Directions: Read the records and write them out again exactly.

[Saved entries]
# # # # #

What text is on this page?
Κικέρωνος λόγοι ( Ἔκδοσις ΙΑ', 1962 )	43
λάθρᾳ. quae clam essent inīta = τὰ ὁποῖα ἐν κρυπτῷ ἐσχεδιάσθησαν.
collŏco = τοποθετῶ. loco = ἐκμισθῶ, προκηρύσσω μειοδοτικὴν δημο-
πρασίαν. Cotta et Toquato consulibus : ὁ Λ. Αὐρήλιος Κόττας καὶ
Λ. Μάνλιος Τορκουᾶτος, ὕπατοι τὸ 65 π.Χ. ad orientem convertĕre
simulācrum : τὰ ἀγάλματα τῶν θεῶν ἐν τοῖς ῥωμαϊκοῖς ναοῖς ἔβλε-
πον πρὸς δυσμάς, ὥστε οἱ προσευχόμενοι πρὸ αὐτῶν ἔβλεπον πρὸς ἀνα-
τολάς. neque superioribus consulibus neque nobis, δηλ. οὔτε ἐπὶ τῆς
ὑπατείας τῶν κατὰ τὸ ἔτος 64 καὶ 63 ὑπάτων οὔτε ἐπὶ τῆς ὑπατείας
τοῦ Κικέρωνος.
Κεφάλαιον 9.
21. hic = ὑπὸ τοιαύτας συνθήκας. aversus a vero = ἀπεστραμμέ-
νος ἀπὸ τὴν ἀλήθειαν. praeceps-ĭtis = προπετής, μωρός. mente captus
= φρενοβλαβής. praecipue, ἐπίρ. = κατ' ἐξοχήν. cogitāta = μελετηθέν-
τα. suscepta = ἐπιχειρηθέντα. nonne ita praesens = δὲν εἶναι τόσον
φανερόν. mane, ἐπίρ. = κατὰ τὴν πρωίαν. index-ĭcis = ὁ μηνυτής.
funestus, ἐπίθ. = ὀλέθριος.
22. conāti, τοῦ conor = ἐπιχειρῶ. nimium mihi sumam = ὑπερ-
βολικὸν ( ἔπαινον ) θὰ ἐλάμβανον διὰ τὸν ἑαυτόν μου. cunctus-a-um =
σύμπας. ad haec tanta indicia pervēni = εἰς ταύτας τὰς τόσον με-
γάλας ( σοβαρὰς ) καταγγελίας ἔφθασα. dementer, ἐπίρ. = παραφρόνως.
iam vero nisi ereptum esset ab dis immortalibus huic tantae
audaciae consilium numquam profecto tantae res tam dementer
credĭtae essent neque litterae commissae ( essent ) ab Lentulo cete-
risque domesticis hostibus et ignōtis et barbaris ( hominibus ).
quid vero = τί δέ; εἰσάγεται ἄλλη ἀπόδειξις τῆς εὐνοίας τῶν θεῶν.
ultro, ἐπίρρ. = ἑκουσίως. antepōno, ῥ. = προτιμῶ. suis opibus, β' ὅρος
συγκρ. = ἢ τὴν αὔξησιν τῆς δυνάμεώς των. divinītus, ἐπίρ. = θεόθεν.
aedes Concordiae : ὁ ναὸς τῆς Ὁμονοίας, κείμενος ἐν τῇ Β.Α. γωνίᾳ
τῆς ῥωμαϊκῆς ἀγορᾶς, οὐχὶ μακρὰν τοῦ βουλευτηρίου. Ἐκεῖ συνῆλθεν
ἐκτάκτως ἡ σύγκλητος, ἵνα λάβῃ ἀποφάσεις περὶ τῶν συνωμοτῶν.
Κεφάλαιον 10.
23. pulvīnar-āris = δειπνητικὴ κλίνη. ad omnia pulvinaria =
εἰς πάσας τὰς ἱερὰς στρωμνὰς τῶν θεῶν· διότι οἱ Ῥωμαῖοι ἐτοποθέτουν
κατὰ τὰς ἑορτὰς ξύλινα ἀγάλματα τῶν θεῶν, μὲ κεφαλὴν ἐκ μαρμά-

# # # # #

The solution:
What text is on this page?
Κικέρωνος λόγοι ( Ἔκδοσις ΙΑ', 1962 )	43
λάθρᾳ. quae clam essent inīta = τὰ ὁποῖα ἐν κρυπτῷ ἐσχεδιάσθησαν.
collŏco = τοποθετῶ. loco = ἐκμισθῶ, προκηρύσσω μειοδοτικὴν δημο-
πρασίαν. Cotta et Toquato consulibus : ὁ Λ. Αὐρήλιος Κόττας καὶ
Λ. Μάνλιος Τορκουᾶτος, ὕπατοι τὸ 65 π.Χ. ad orientem convertĕre
simulācrum : τὰ ἀγάλματα τῶν θεῶν ἐν τοῖς ῥωμαϊκοῖς ναοῖς ἔβλε-
πον πρὸς δυσμάς, ὥστε οἱ προσευχόμενοι πρὸ αὐτῶν ἔβλεπον πρὸς ἀνα-
τολάς. neque superioribus consulibus neque nobis, δηλ. οὔτε ἐπὶ τῆς
ὑπατείας τῶν κατὰ τὸ ἔτος 64 καὶ 63 ὑπάτων οὔτε ἐπὶ τῆς ὑπατείας
τοῦ Κικέρωνος.
Κεφάλαιον 9.
21. hic = ὑπὸ τοιαύτας συνθήκας. aversus a vero = ἀπεστραμμέ-
νος ἀπὸ τὴν ἀλήθειαν. praeceps-ĭtis = προπετής, μωρός. mente captus
= φρενοβλαβής. praecipue, ἐπίρ. = κατ' ἐξοχήν. cogitāta = μελετηθέν-
τα. suscepta = ἐπιχειρηθέντα. nonne ita praesens = δὲν εἶναι τόσον
φανερόν. mane, ἐπίρ. = κατὰ τὴν πρωίαν. index-ĭcis = ὁ μηνυτής.
funestus, ἐπίθ. = ὀλέθριος.
22. conāti, τοῦ conor = ἐπιχειρῶ. nimium mihi sumam = ὑπερ-
βολικὸν ( ἔπαινον ) θὰ ἐλάμβανον διὰ τὸν ἑαυτόν μου. cunctus-a-um =
σύμπας. ad haec tanta indicia pervēni = εἰς ταύτας τὰς τόσον με-
γάλας ( σοβαρὰς ) καταγγελίας ἔφθασα. dementer, ἐπίρ. = παραφρόνως.
iam vero nisi ereptum esset ab dis immortalibus huic tantae
audaciae consilium numquam profecto tantae res tam dementer
credĭtae essent neque litterae commissae ( essent ) ab Lentulo cete-
risque domesticis hostibus et ignōtis et barbaris ( hominibus ).
quid vero = τί δέ; εἰσάγεται ἄλλη ἀπόδειξις τῆς εὐνοίας τῶν θεῶν.
ultro, ἐπίρρ. = ἑκουσίως. antepōno, ῥ. = προτιμῶ. suis opibus, β' ὅρος
συγκρ. = ἢ τὴν αὔξησιν τῆς δυνάμεώς των. divinītus, ἐπίρ. = θεόθεν.
aedes Concordiae : ὁ ναὸς τῆς Ὁμονοίας, κείμενος ἐν τῇ Β.Α. γωνίᾳ
τῆς ῥωμαϊκῆς ἀγορᾶς, οὐχὶ μακρὰν τοῦ βουλευτηρίου. Ἐκεῖ συνῆλθεν
ἐκτάκτως ἡ σύγκλητος, ἵνα λάβῃ ἀποφάσεις περὶ τῶν συνωμοτῶν.
Κεφάλαιον 10.
23. pulvīnar-āris = δειπνητικὴ κλίνη. ad omnia pulvinaria =
εἰς πάσας τὰς ἱερὰς στρωμνὰς τῶν θεῶν· διότι οἱ Ῥωμαῖοι ἐτοποθέτουν
κατὰ τὰς ἑορτὰς ξύλινα ἀγάλματα τῶν θεῶν, μὲ κεφαλὴν ἐκ μαρμά-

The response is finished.